## Written instruction
Scan the lines below for the word "SECOND". Copy each line you find it in.

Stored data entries

□ □ □ □

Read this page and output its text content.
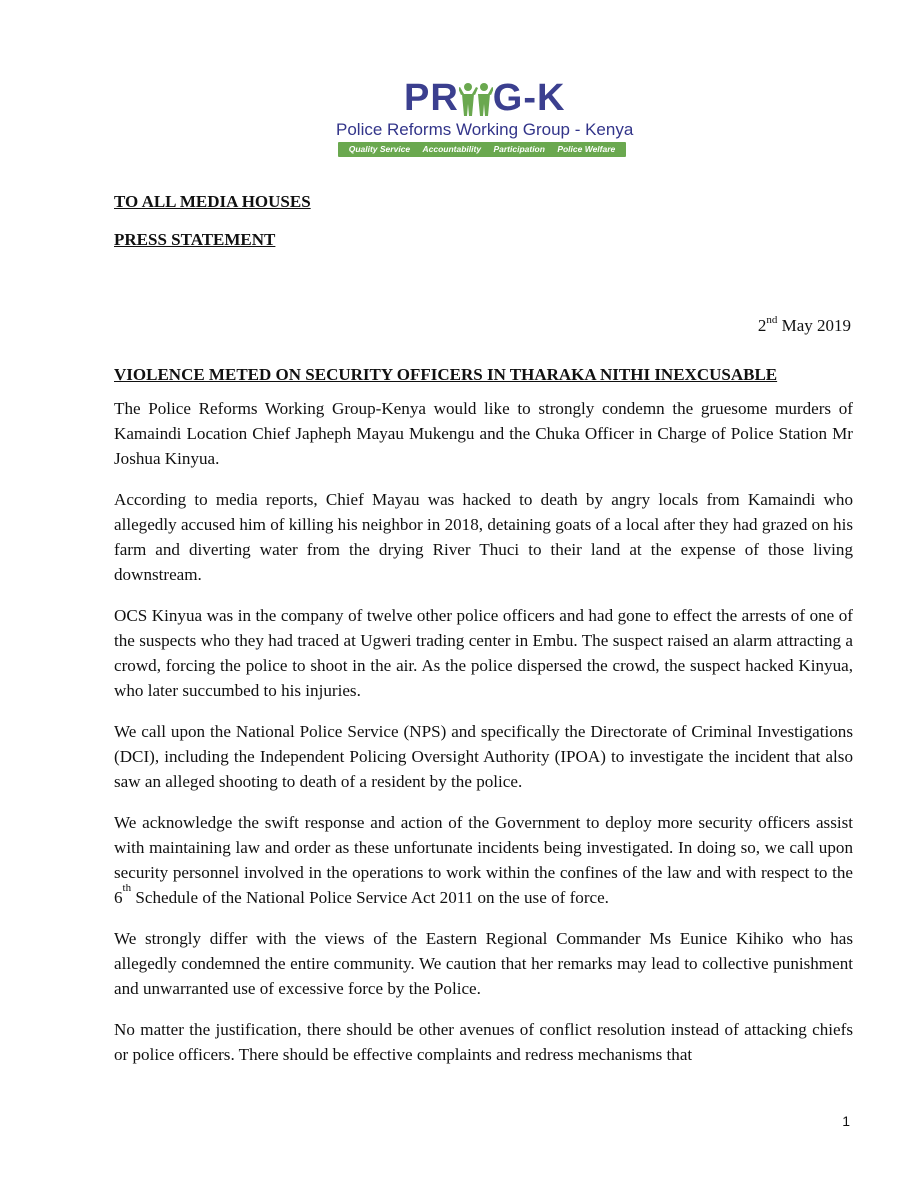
PR G-K
Police Reforms Working Group - Kenya
Quality Service Accountability Participation Police Welfare
TO ALL MEDIA HOUSES
PRESS STATEMENT
2nd May 2019
VIOLENCE METED ON SECURITY OFFICERS IN THARAKA NITHI INEXCUSABLE

The Police Reforms Working Group-Kenya would like to strongly condemn the gruesome murders of Kamaindi Location Chief Japheph Mayau Mukengu and the Chuka Officer in Charge of Police Station Mr Joshua Kinyua.

According to media reports, Chief Mayau was hacked to death by angry locals from Kamaindi who allegedly accused him of killing his neighbor in 2018, detaining goats of a local after they had grazed on his farm and diverting water from the drying River Thuci to their land at the expense of those living downstream.

OCS Kinyua was in the company of twelve other police officers and had gone to effect the arrests of one of the suspects who they had traced at Ugweri trading center in Embu. The suspect raised an alarm attracting a crowd, forcing the police to shoot in the air. As the police dispersed the crowd, the suspect hacked Kinyua, who later succumbed to his injuries.

We call upon the National Police Service (NPS) and specifically the Directorate of Criminal Investigations (DCI), including the Independent Policing Oversight Authority (IPOA) to investigate the incident that also saw an alleged shooting to death of a resident by the police.

We acknowledge the swift response and action of the Government to deploy more security officers assist with maintaining law and order as these unfortunate incidents being investigated. In doing so, we call upon security personnel involved in the operations to work within the confines of the law and with respect to the 6th Schedule of the National Police Service Act 2011 on the use of force.

We strongly differ with the views of the Eastern Regional Commander Ms Eunice Kihiko who has allegedly condemned the entire community. We caution that her remarks may lead to collective punishment and unwarranted use of excessive force by the Police.

No matter the justification, there should be other avenues of conflict resolution instead of attacking chiefs or police officers. There should be effective complaints and redress mechanisms that

1
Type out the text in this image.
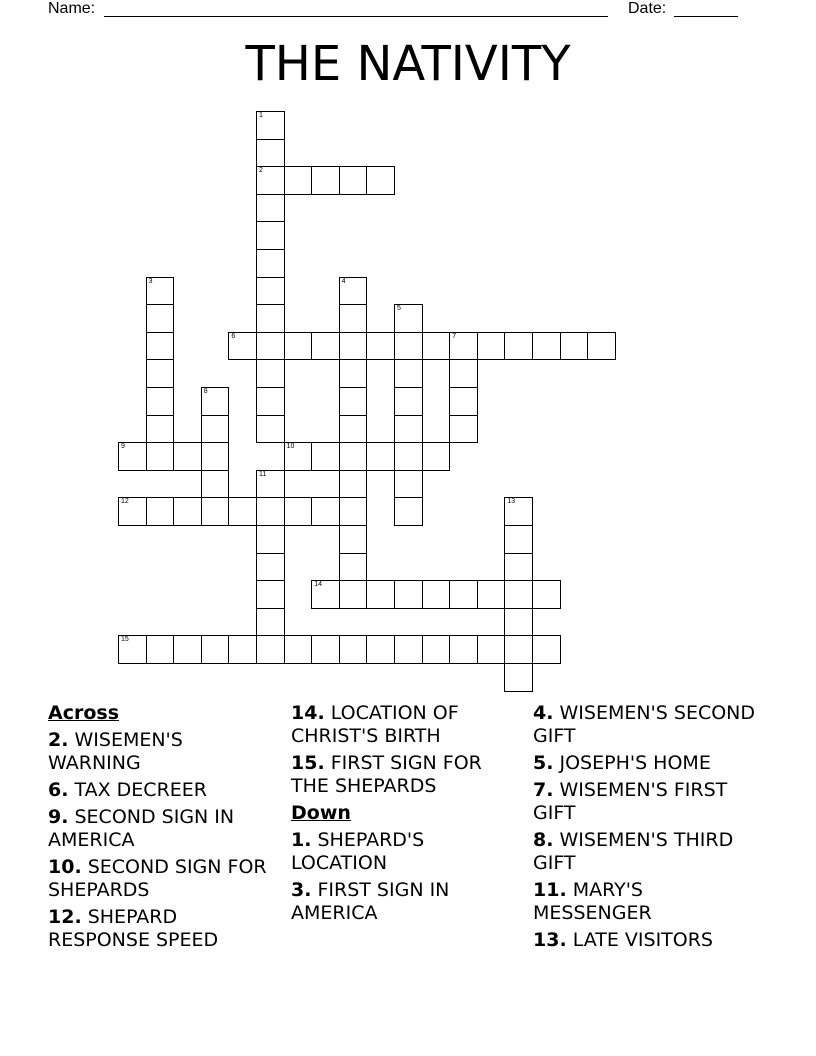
Name:	Date:
THE NATIVITY
1
2
3	4
5
6	7
8
9	10
11
12	13
14
15
Across
2. WISEMEN'S WARNING
6. TAX DECREER
9. SECOND SIGN IN AMERICA
10. SECOND SIGN FOR SHEPARDS
12. SHEPARD RESPONSE SPEED
14. LOCATION OF CHRIST'S BIRTH
15. FIRST SIGN FOR THE SHEPARDS
Down
1. SHEPARD'S LOCATION
3. FIRST SIGN IN AMERICA
4. WISEMEN'S SECOND GIFT
5. JOSEPH'S HOME
7. WISEMEN'S FIRST GIFT
8. WISEMEN'S THIRD GIFT
11. MARY'S MESSENGER
13. LATE VISITORS
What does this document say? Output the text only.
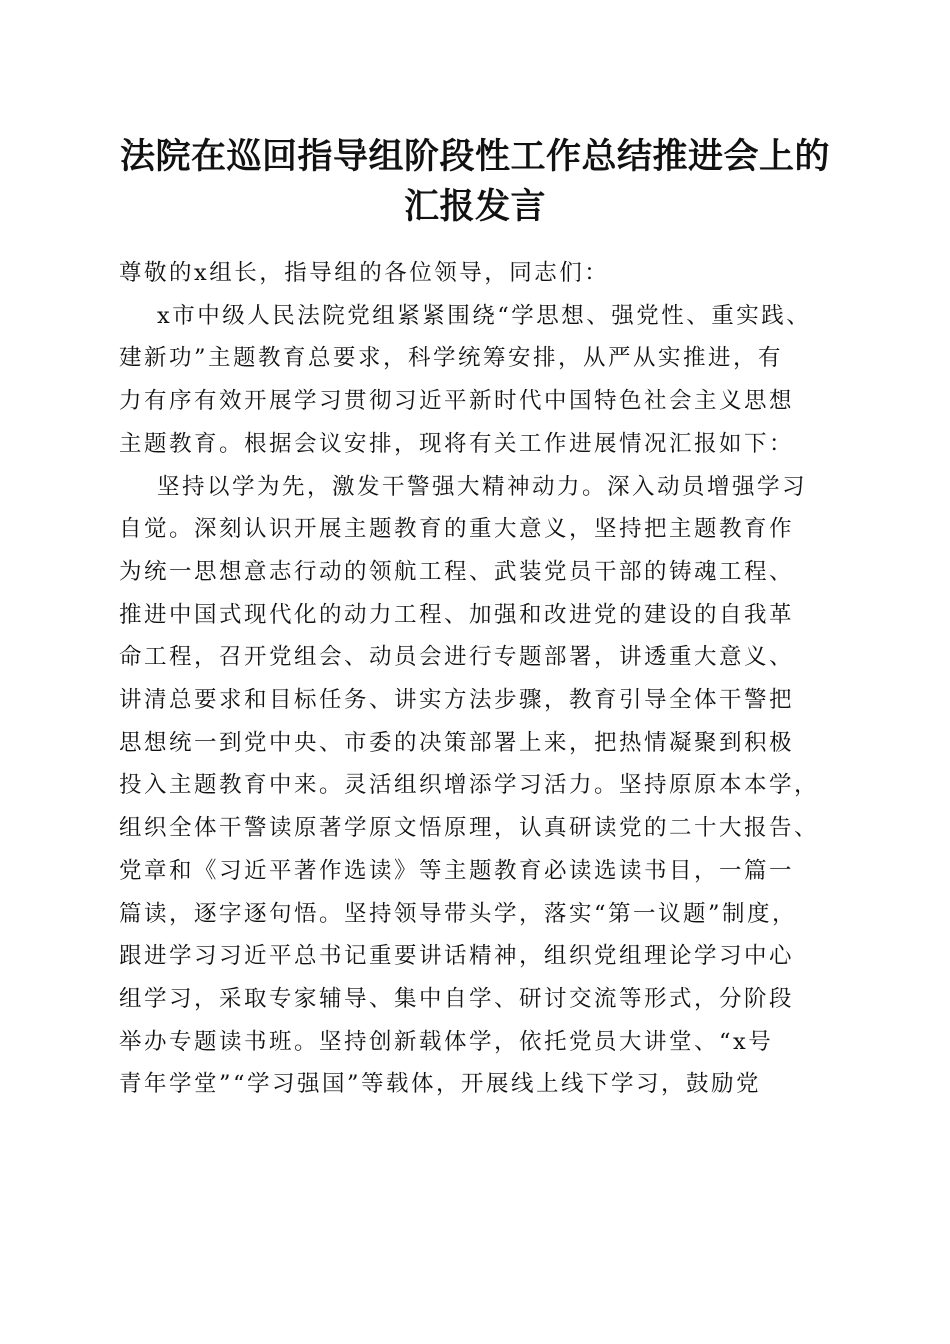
法院在巡回指导组阶段性工作总结推进会上的
汇报发言

尊敬的x组长，指导组的各位领导，同志们：

x市中级人民法院党组紧紧围绕“学思想、强党性、重实践、

建新功”主题教育总要求，科学统筹安排，从严从实推进，有

力有序有效开展学习贯彻习近平新时代中国特色社会主义思想

主题教育。根据会议安排，现将有关工作进展情况汇报如下：

坚持以学为先，激发干警强大精神动力。深入动员增强学习

自觉。深刻认识开展主题教育的重大意义，坚持把主题教育作

为统一思想意志行动的领航工程、武装党员干部的铸魂工程、

推进中国式现代化的动力工程、加强和改进党的建设的自我革

命工程，召开党组会、动员会进行专题部署，讲透重大意义、

讲清总要求和目标任务、讲实方法步骤，教育引导全体干警把

思想统一到党中央、市委的决策部署上来，把热情凝聚到积极

投入主题教育中来。灵活组织增添学习活力。坚持原原本本学，

组织全体干警读原著学原文悟原理，认真研读党的二十大报告、

党章和《习近平著作选读》等主题教育必读选读书目，一篇一

篇读，逐字逐句悟。坚持领导带头学，落实“第一议题”制度，

跟进学习习近平总书记重要讲话精神，组织党组理论学习中心

组学习，采取专家辅导、集中自学、研讨交流等形式，分阶段

举办专题读书班。坚持创新载体学，依托党员大讲堂、“x号

青年学堂”“学习强国”等载体，开展线上线下学习，鼓励党
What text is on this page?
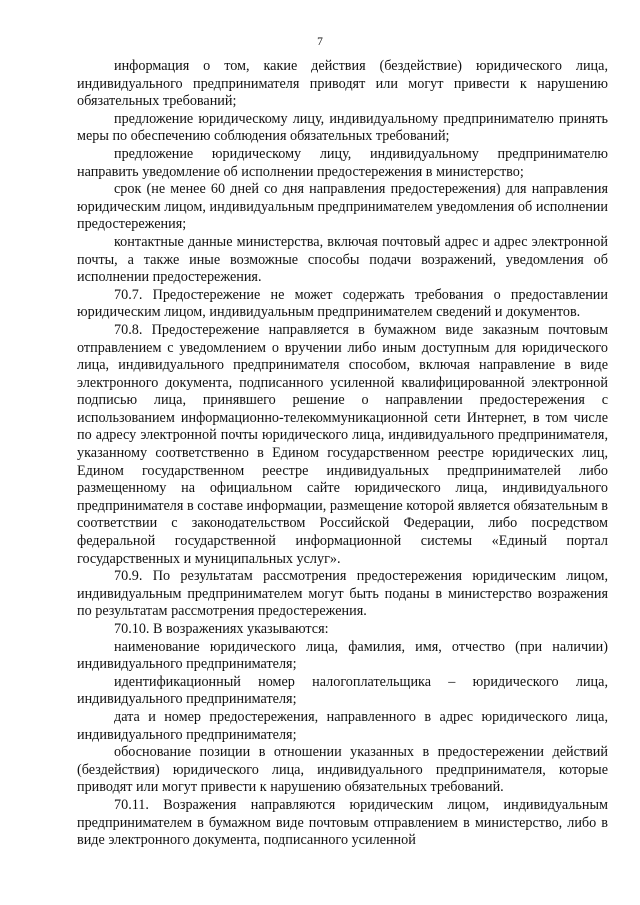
7

информация о том, какие действия (бездействие) юридического лица, индивидуального предпринимателя приводят или могут привести к нарушению обязательных требований;

предложение юридическому лицу, индивидуальному предпринимателю принять меры по обеспечению соблюдения обязательных требований;

предложение юридическому лицу, индивидуальному предпринимателю направить уведомление об исполнении предостережения в министерство;

срок (не менее 60 дней со дня направления предостережения) для направления юридическим лицом, индивидуальным предпринимателем уведомления об исполнении предостережения;

контактные данные министерства, включая почтовый адрес и адрес электронной почты, а также иные возможные способы подачи возражений, уведомления об исполнении предостережения.

70.7. Предостережение не может содержать требования о предоставлении юридическим лицом, индивидуальным предпринимателем сведений и документов.

70.8. Предостережение направляется в бумажном виде заказным почтовым отправлением с уведомлением о вручении либо иным доступным для юридического лица, индивидуального предпринимателя способом, включая направление в виде электронного документа, подписанного усиленной квалифицированной электронной подписью лица, принявшего решение о направлении предостережения с использованием информационно-телекоммуникационной сети Интернет, в том числе по адресу электронной почты юридического лица, индивидуального предпринимателя, указанному соответственно в Едином государственном реестре юридических лиц, Едином государственном реестре индивидуальных предпринимателей либо размещенному на официальном сайте юридического лица, индивидуального предпринимателя в составе информации, размещение которой является обязательным в соответствии с законодательством Российской Федерации, либо посредством федеральной государственной информационной системы «Единый портал государственных и муниципальных услуг».

70.9. По результатам рассмотрения предостережения юридическим лицом, индивидуальным предпринимателем могут быть поданы в министерство возражения по результатам рассмотрения предостережения.

70.10. В возражениях указываются:

наименование юридического лица, фамилия, имя, отчество (при наличии) индивидуального предпринимателя;

идентификационный номер налогоплательщика – юридического лица, индивидуального предпринимателя;

дата и номер предостережения, направленного в адрес юридического лица, индивидуального предпринимателя;

обоснование позиции в отношении указанных в предостережении действий (бездействия) юридического лица, индивидуального предпринимателя, которые приводят или могут привести к нарушению обязательных требований.

70.11. Возражения направляются юридическим лицом, индивидуальным предпринимателем в бумажном виде почтовым отправлением в министерство, либо в виде электронного документа, подписанного усиленной
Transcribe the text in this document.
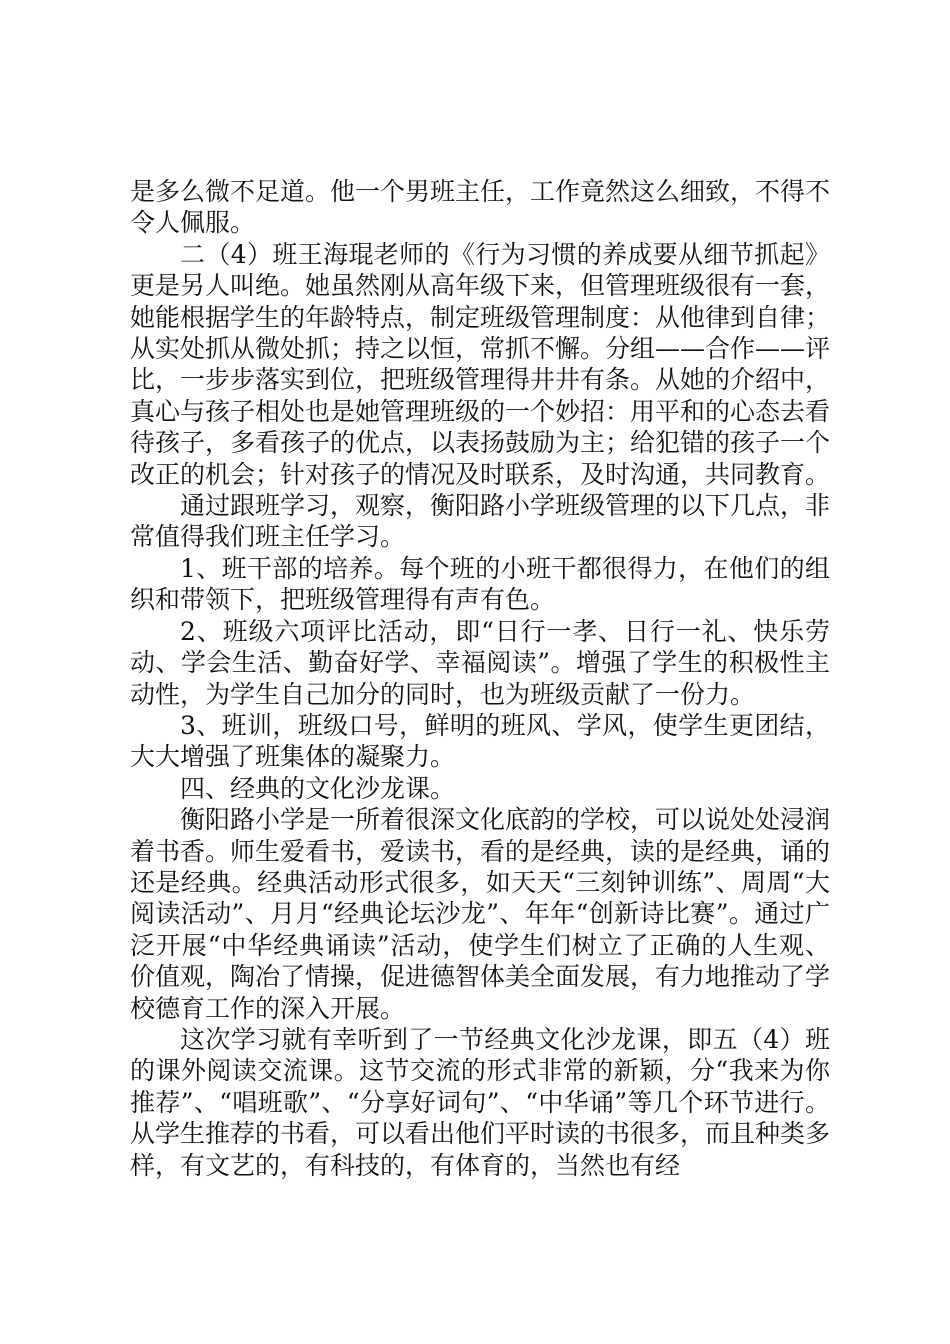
是多么微不足道。他一个男班主任，工作竟然这么细致，不得不令人佩服。

二（4）班王海琨老师的《行为习惯的养成要从细节抓起》更是另人叫绝。她虽然刚从高年级下来，但管理班级很有一套，她能根据学生的年龄特点，制定班级管理制度：从他律到自律；从实处抓从微处抓；持之以恒，常抓不懈。分组——合作——评比，一步步落实到位，把班级管理得井井有条。从她的介绍中，真心与孩子相处也是她管理班级的一个妙招：用平和的心态去看待孩子，多看孩子的优点，以表扬鼓励为主；给犯错的孩子一个改正的机会；针对孩子的情况及时联系，及时沟通，共同教育。

通过跟班学习，观察，衡阳路小学班级管理的以下几点，非常值得我们班主任学习。

1、班干部的培养。每个班的小班干都很得力，在他们的组织和带领下，把班级管理得有声有色。

2、班级六项评比活动，即“日行一孝、日行一礼、快乐劳动、学会生活、勤奋好学、幸福阅读”。增强了学生的积极性主动性，为学生自己加分的同时，也为班级贡献了一份力。

3、班训，班级口号，鲜明的班风、学风，使学生更团结，大大增强了班集体的凝聚力。

四、经典的文化沙龙课。

衡阳路小学是一所着很深文化底韵的学校，可以说处处浸润着书香。师生爱看书，爱读书，看的是经典，读的是经典，诵的还是经典。经典活动形式很多，如天天“三刻钟训练”、周周“大阅读活动”、月月“经典论坛沙龙”、年年“创新诗比赛”。通过广泛开展“中华经典诵读”活动，使学生们树立了正确的人生观、价值观，陶冶了情操，促进德智体美全面发展，有力地推动了学校德育工作的深入开展。

这次学习就有幸听到了一节经典文化沙龙课，即五（4）班的课外阅读交流课。这节交流的形式非常的新颖，分“我来为你推荐”、“唱班歌”、“分享好词句”、“中华诵”等几个环节进行。从学生推荐的书看，可以看出他们平时读的书很多，而且种类多样，有文艺的，有科技的，有体育的，当然也有经
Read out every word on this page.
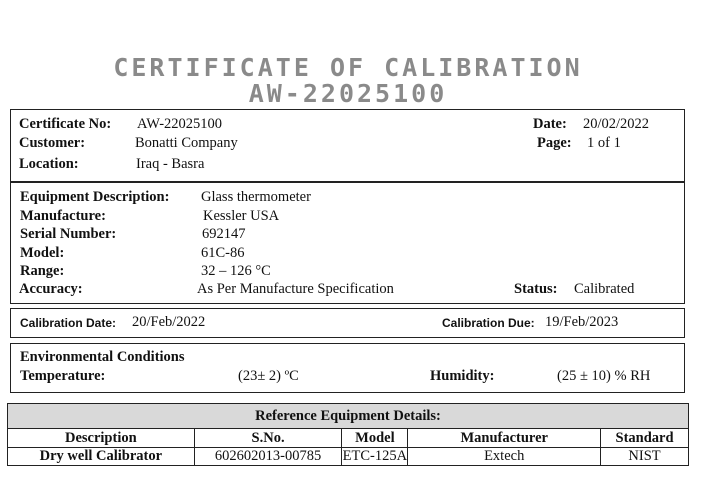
CERTIFICATE OF CALIBRATION
AW-22025100
Certificate No: AW-22025100
Customer:	Bonatti Company
Location:	Iraq - Basra
Date: 20/02/2022
Page: 1 of 1
Equipment Description: Glass thermometer
Manufacture:	Kessler USA
Serial Number:	692147
Model:	61C-86
Range:	32 – 126 °C
Accuracy:	As Per Manufacture Specification	Status: Calibrated
Calibration Date: 20/Feb/2022	Calibration Due: 19/Feb/2023
Environmental Conditions
Temperature:	(23± 2) ºC	Humidity:	(25 ± 10) % RH
Reference Equipment Details:				
Description	S.No.	Model	Manufacturer	Standard
Dry well Calibrator	602602013-00785	ETC-125A	Extech	NIST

□ □ □ □

## Problem solution
9. SECOND SIGN IN AMERICA
10. SECOND SIGN FOR SHEPARDS
4. WISEMEN'S SECOND GIFT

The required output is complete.